## PROBLEM TO SOLVE
Extract the listing in its entirety, keeping each line identical to the original.

[Data entries]
↓↓↓

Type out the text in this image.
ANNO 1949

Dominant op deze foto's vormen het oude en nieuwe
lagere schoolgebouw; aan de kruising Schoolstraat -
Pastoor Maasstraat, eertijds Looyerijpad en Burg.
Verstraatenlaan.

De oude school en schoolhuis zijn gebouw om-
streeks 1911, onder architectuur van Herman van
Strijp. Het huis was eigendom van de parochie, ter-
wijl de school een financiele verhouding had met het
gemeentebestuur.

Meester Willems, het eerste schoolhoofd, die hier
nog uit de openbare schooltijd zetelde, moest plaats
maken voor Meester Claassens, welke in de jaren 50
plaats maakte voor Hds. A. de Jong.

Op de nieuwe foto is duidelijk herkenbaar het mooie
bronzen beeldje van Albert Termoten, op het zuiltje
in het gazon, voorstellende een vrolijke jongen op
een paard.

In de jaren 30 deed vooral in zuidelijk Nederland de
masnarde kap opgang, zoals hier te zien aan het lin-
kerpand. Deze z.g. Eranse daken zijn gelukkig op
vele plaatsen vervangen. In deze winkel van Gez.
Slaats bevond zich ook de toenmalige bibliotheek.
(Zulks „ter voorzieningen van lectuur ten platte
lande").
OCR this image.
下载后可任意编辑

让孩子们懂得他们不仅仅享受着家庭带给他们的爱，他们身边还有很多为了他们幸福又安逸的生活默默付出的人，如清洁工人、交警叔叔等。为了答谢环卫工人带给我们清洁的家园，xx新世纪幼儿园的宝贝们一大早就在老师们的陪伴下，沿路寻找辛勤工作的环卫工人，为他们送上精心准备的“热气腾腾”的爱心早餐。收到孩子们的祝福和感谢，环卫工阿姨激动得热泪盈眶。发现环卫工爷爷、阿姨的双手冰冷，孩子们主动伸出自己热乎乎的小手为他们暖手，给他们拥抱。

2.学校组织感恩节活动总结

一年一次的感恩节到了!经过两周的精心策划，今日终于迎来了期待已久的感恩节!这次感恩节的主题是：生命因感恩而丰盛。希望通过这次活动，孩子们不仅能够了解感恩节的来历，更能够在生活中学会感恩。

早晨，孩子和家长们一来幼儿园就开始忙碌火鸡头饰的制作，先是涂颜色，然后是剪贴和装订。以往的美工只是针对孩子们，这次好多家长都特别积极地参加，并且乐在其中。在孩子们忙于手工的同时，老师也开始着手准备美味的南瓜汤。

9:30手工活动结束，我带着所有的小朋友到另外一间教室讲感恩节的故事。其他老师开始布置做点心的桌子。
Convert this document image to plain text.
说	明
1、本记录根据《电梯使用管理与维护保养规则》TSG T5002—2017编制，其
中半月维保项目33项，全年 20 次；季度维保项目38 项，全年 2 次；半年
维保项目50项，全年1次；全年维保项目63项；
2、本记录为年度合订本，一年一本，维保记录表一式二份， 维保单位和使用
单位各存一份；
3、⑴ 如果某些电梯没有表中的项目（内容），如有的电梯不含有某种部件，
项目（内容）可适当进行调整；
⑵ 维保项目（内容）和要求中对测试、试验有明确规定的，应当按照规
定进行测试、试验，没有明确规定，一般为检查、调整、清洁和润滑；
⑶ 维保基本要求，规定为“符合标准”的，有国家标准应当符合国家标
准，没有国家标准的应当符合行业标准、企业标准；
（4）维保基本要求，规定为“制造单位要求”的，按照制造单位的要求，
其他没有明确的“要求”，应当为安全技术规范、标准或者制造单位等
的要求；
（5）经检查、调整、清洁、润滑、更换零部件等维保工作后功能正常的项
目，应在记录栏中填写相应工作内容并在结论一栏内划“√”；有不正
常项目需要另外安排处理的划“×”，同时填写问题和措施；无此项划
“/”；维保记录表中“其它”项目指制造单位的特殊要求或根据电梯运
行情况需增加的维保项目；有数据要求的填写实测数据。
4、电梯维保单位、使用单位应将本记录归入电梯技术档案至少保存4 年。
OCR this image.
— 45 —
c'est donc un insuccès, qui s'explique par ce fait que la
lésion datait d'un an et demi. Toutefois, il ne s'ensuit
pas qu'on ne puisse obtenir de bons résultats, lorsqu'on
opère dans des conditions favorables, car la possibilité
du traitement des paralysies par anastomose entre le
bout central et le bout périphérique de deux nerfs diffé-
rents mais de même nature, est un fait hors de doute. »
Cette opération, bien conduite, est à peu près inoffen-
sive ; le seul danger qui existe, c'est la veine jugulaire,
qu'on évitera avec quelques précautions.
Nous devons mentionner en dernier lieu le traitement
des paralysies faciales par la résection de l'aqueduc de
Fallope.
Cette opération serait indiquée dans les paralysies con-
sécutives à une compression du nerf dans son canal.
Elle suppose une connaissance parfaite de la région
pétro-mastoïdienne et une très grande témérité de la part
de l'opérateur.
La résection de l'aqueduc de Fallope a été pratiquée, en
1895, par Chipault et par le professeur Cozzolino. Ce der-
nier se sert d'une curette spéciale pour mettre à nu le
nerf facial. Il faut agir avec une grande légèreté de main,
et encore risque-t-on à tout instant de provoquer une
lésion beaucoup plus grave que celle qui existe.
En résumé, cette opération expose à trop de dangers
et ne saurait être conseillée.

↑↑↑

## ANSWER TO THIS PROBLEM
Type out the text in this image.
ANNO 1949

Dominant op deze foto's vormen het oude en nieuwe
lagere schoolgebouw; aan de kruising Schoolstraat -
Pastoor Maasstraat, eertijds Looyerijpad en Burg.
Verstraatenlaan.

De oude school en schoolhuis zijn gebouw om-
streeks 1911, onder architectuur van Herman van
Strijp. Het huis was eigendom van de parochie, ter-
wijl de school een financiele verhouding had met het
gemeentebestuur.

Meester Willems, het eerste schoolhoofd, die hier
nog uit de openbare schooltijd zetelde, moest plaats
maken voor Meester Claassens, welke in de jaren 50
plaats maakte voor Hds. A. de Jong.

Op de nieuwe foto is duidelijk herkenbaar het mooie
bronzen beeldje van Albert Termoten, op het zuiltje
in het gazon, voorstellende een vrolijke jongen op
een paard.

In de jaren 30 deed vooral in zuidelijk Nederland de
masnarde kap opgang, zoals hier te zien aan het lin-
kerpand. Deze z.g. Eranse daken zijn gelukkig op
vele plaatsen vervangen. In deze winkel van Gez.
Slaats bevond zich ook de toenmalige bibliotheek.
(Zulks „ter voorzieningen van lectuur ten platte
lande").
OCR this image.
下载后可任意编辑

让孩子们懂得他们不仅仅享受着家庭带给他们的爱，他们身边还有很多为了他们幸福又安逸的生活默默付出的人，如清洁工人、交警叔叔等。为了答谢环卫工人带给我们清洁的家园，xx新世纪幼儿园的宝贝们一大早就在老师们的陪伴下，沿路寻找辛勤工作的环卫工人，为他们送上精心准备的“热气腾腾”的爱心早餐。收到孩子们的祝福和感谢，环卫工阿姨激动得热泪盈眶。发现环卫工爷爷、阿姨的双手冰冷，孩子们主动伸出自己热乎乎的小手为他们暖手，给他们拥抱。

2.学校组织感恩节活动总结

一年一次的感恩节到了!经过两周的精心策划，今日终于迎来了期待已久的感恩节!这次感恩节的主题是：生命因感恩而丰盛。希望通过这次活动，孩子们不仅能够了解感恩节的来历，更能够在生活中学会感恩。

早晨，孩子和家长们一来幼儿园就开始忙碌火鸡头饰的制作，先是涂颜色，然后是剪贴和装订。以往的美工只是针对孩子们，这次好多家长都特别积极地参加，并且乐在其中。在孩子们忙于手工的同时，老师也开始着手准备美味的南瓜汤。

9:30手工活动结束，我带着所有的小朋友到另外一间教室讲感恩节的故事。其他老师开始布置做点心的桌子。
Convert this document image to plain text.
说	明
1、本记录根据《电梯使用管理与维护保养规则》TSG T5002—2017编制，其
中半月维保项目33项，全年 20 次；季度维保项目38 项，全年 2 次；半年
维保项目50项，全年1次；全年维保项目63项；
2、本记录为年度合订本，一年一本，维保记录表一式二份， 维保单位和使用
单位各存一份；
3、⑴ 如果某些电梯没有表中的项目（内容），如有的电梯不含有某种部件，
项目（内容）可适当进行调整；
⑵ 维保项目（内容）和要求中对测试、试验有明确规定的，应当按照规
定进行测试、试验，没有明确规定，一般为检查、调整、清洁和润滑；
⑶ 维保基本要求，规定为“符合标准”的，有国家标准应当符合国家标
准，没有国家标准的应当符合行业标准、企业标准；
（4）维保基本要求，规定为“制造单位要求”的，按照制造单位的要求，
其他没有明确的“要求”，应当为安全技术规范、标准或者制造单位等
的要求；
（5）经检查、调整、清洁、润滑、更换零部件等维保工作后功能正常的项
目，应在记录栏中填写相应工作内容并在结论一栏内划“√”；有不正
常项目需要另外安排处理的划“×”，同时填写问题和措施；无此项划
“/”；维保记录表中“其它”项目指制造单位的特殊要求或根据电梯运
行情况需增加的维保项目；有数据要求的填写实测数据。
4、电梯维保单位、使用单位应将本记录归入电梯技术档案至少保存4 年。
OCR this image.
— 45 —
c'est donc un insuccès, qui s'explique par ce fait que la
lésion datait d'un an et demi. Toutefois, il ne s'ensuit
pas qu'on ne puisse obtenir de bons résultats, lorsqu'on
opère dans des conditions favorables, car la possibilité
du traitement des paralysies par anastomose entre le
bout central et le bout périphérique de deux nerfs diffé-
rents mais de même nature, est un fait hors de doute. »
Cette opération, bien conduite, est à peu près inoffen-
sive ; le seul danger qui existe, c'est la veine jugulaire,
qu'on évitera avec quelques précautions.
Nous devons mentionner en dernier lieu le traitement
des paralysies faciales par la résection de l'aqueduc de
Fallope.
Cette opération serait indiquée dans les paralysies con-
sécutives à une compression du nerf dans son canal.
Elle suppose une connaissance parfaite de la région
pétro-mastoïdienne et une très grande témérité de la part
de l'opérateur.
La résection de l'aqueduc de Fallope a été pratiquée, en
1895, par Chipault et par le professeur Cozzolino. Ce der-
nier se sert d'une curette spéciale pour mettre à nu le
nerf facial. Il faut agir avec une grande légèreté de main,
et encore risque-t-on à tout instant de provoquer une
lésion beaucoup plus grave que celle qui existe.
En résumé, cette opération expose à trop de dangers
et ne saurait être conseillée.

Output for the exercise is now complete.